**GOAL OF THE EXERCISE**
Starting with the line that contains "Extract all readable text from this page.", return every line through the end of the listing below exactly as written. Omit the pictures.

**GIVEN RECORDS**

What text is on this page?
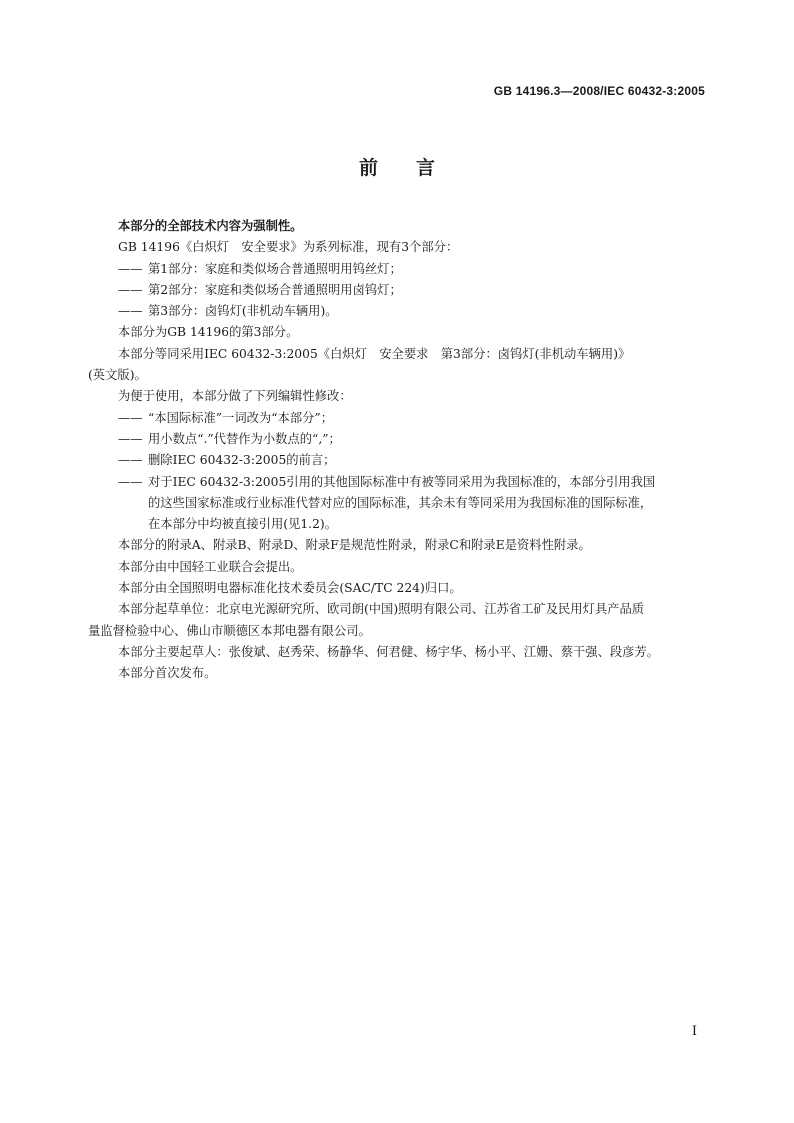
GB 14196.3—2008/IEC 60432-3:2005
前言
本部分的全部技术内容为强制性。
GB 14196《白炽灯　安全要求》为系列标准，现有3个部分：
—— 第1部分：家庭和类似场合普通照明用钨丝灯；
—— 第2部分：家庭和类似场合普通照明用卤钨灯；
—— 第3部分：卤钨灯(非机动车辆用)。
本部分为GB 14196的第3部分。
本部分等同采用IEC 60432-3:2005《白炽灯　安全要求　第3部分：卤钨灯(非机动车辆用)》
(英文版)。
为便于使用，本部分做了下列编辑性修改：
—— “本国际标准”一词改为“本部分”；
—— 用小数点“.”代替作为小数点的“,”；
—— 删除IEC 60432-3:2005的前言；
—— 对于IEC 60432-3:2005引用的其他国际标准中有被等同采用为我国标准的，本部分引用我国
的这些国家标准或行业标准代替对应的国际标准，其余未有等同采用为我国标准的国际标准，
在本部分中均被直接引用(见1.2)。
本部分的附录A、附录B、附录D、附录F是规范性附录，附录C和附录E是资料性附录。
本部分由中国轻工业联合会提出。
本部分由全国照明电器标准化技术委员会(SAC/TC 224)归口。
本部分起草单位：北京电光源研究所、欧司朗(中国)照明有限公司、江苏省工矿及民用灯具产品质
量监督检验中心、佛山市顺德区本邦电器有限公司。
本部分主要起草人：张俊斌、赵秀荣、杨静华、何君健、杨宇华、杨小平、江姗、蔡干强、段彦芳。
本部分首次发布。
I
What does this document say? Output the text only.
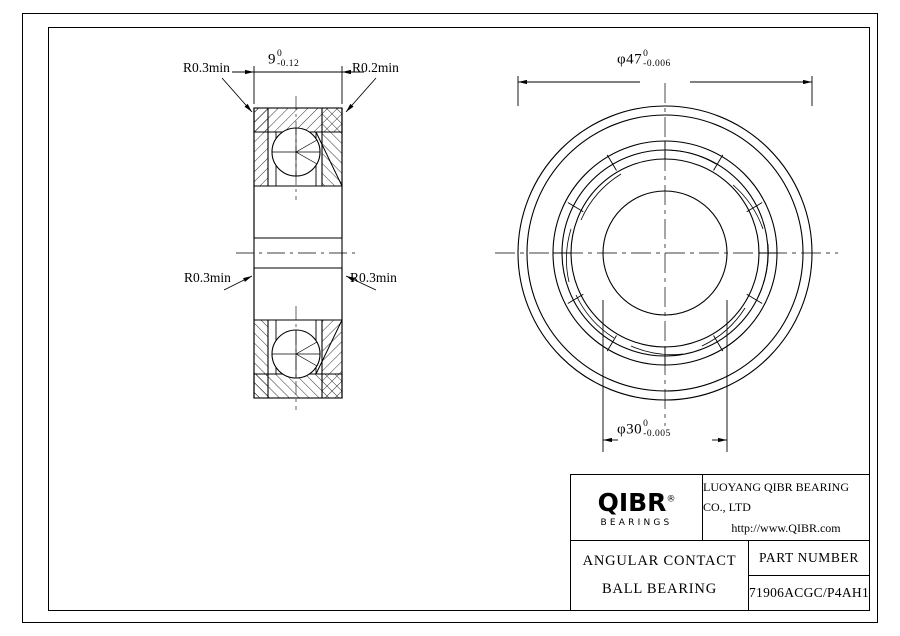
9 0
-0.12	φ47 0
-0.006
φ30 0
-0.005
R0.3min	R0.2min
R0.3min	R0.3min
QIBR®
BEARINGS
LUOYANG QIBR BEARING CO., LTD
http://www.QIBR.com
ANGULAR CONTACT
BALL BEARING
PART NUMBER
71906ACGC/P4AH1
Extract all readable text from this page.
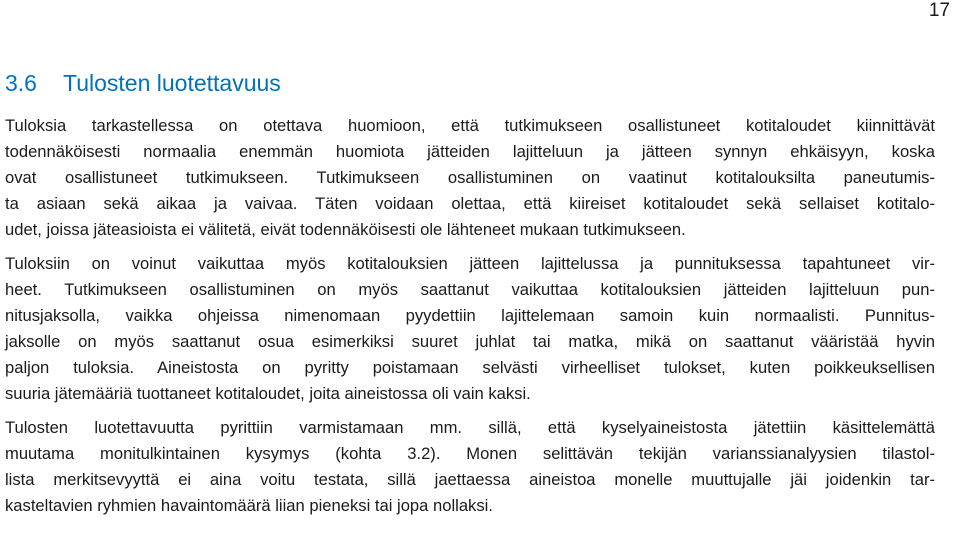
17
3.6 Tulosten luotettavuus

Tuloksia tarkastellessa on otettava huomioon, että tutkimukseen osallistuneet kotitaloudet kiinnittävät
todennäköisesti normaalia enemmän huomiota jätteiden lajitteluun ja jätteen synnyn ehkäisyyn, koska
ovat osallistuneet tutkimukseen. Tutkimukseen osallistuminen on vaatinut kotitalouksilta paneutumis-
ta asiaan sekä aikaa ja vaivaa. Täten voidaan olettaa, että kiireiset kotitaloudet sekä sellaiset kotitalo-
udet, joissa jäteasioista ei välitetä, eivät todennäköisesti ole lähteneet mukaan tutkimukseen.

Tuloksiin on voinut vaikuttaa myös kotitalouksien jätteen lajittelussa ja punnituksessa tapahtuneet vir-
heet. Tutkimukseen osallistuminen on myös saattanut vaikuttaa kotitalouksien jätteiden lajitteluun pun-
nitusjaksolla, vaikka ohjeissa nimenomaan pyydettiin lajittelemaan samoin kuin normaalisti. Punnitus-
jaksolle on myös saattanut osua esimerkiksi suuret juhlat tai matka, mikä on saattanut vääristää hyvin
paljon tuloksia. Aineistosta on pyritty poistamaan selvästi virheelliset tulokset, kuten poikkeuksellisen
suuria jätemääriä tuottaneet kotitaloudet, joita aineistossa oli vain kaksi.

Tulosten luotettavuutta pyrittiin varmistamaan mm. sillä, että kyselyaineistosta jätettiin käsittelemättä
muutama monitulkintainen kysymys (kohta 3.2). Monen selittävän tekijän varianssianalyysien tilastol-
lista merkitsevyyttä ei aina voitu testata, sillä jaettaessa aineistoa monelle muuttujalle jäi joidenkin tar-
kasteltavien ryhmien havaintomäärä liian pieneksi tai jopa nollaksi.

**TASK ANSWER**
Extract all readable text from this page.
17
3.6 Tulosten luotettavuus

Tuloksia tarkastellessa on otettava huomioon, että tutkimukseen osallistuneet kotitaloudet kiinnittävät
todennäköisesti normaalia enemmän huomiota jätteiden lajitteluun ja jätteen synnyn ehkäisyyn, koska
ovat osallistuneet tutkimukseen. Tutkimukseen osallistuminen on vaatinut kotitalouksilta paneutumis-
ta asiaan sekä aikaa ja vaivaa. Täten voidaan olettaa, että kiireiset kotitaloudet sekä sellaiset kotitalo-
udet, joissa jäteasioista ei välitetä, eivät todennäköisesti ole lähteneet mukaan tutkimukseen.

Tuloksiin on voinut vaikuttaa myös kotitalouksien jätteen lajittelussa ja punnituksessa tapahtuneet vir-
heet. Tutkimukseen osallistuminen on myös saattanut vaikuttaa kotitalouksien jätteiden lajitteluun pun-
nitusjaksolla, vaikka ohjeissa nimenomaan pyydettiin lajittelemaan samoin kuin normaalisti. Punnitus-
jaksolle on myös saattanut osua esimerkiksi suuret juhlat tai matka, mikä on saattanut vääristää hyvin
paljon tuloksia. Aineistosta on pyritty poistamaan selvästi virheelliset tulokset, kuten poikkeuksellisen
suuria jätemääriä tuottaneet kotitaloudet, joita aineistossa oli vain kaksi.

Tulosten luotettavuutta pyrittiin varmistamaan mm. sillä, että kyselyaineistosta jätettiin käsittelemättä
muutama monitulkintainen kysymys (kohta 3.2). Monen selittävän tekijän varianssianalyysien tilastol-
lista merkitsevyyttä ei aina voitu testata, sillä jaettaessa aineistoa monelle muuttujalle jäi joidenkin tar-
kasteltavien ryhmien havaintomäärä liian pieneksi tai jopa nollaksi.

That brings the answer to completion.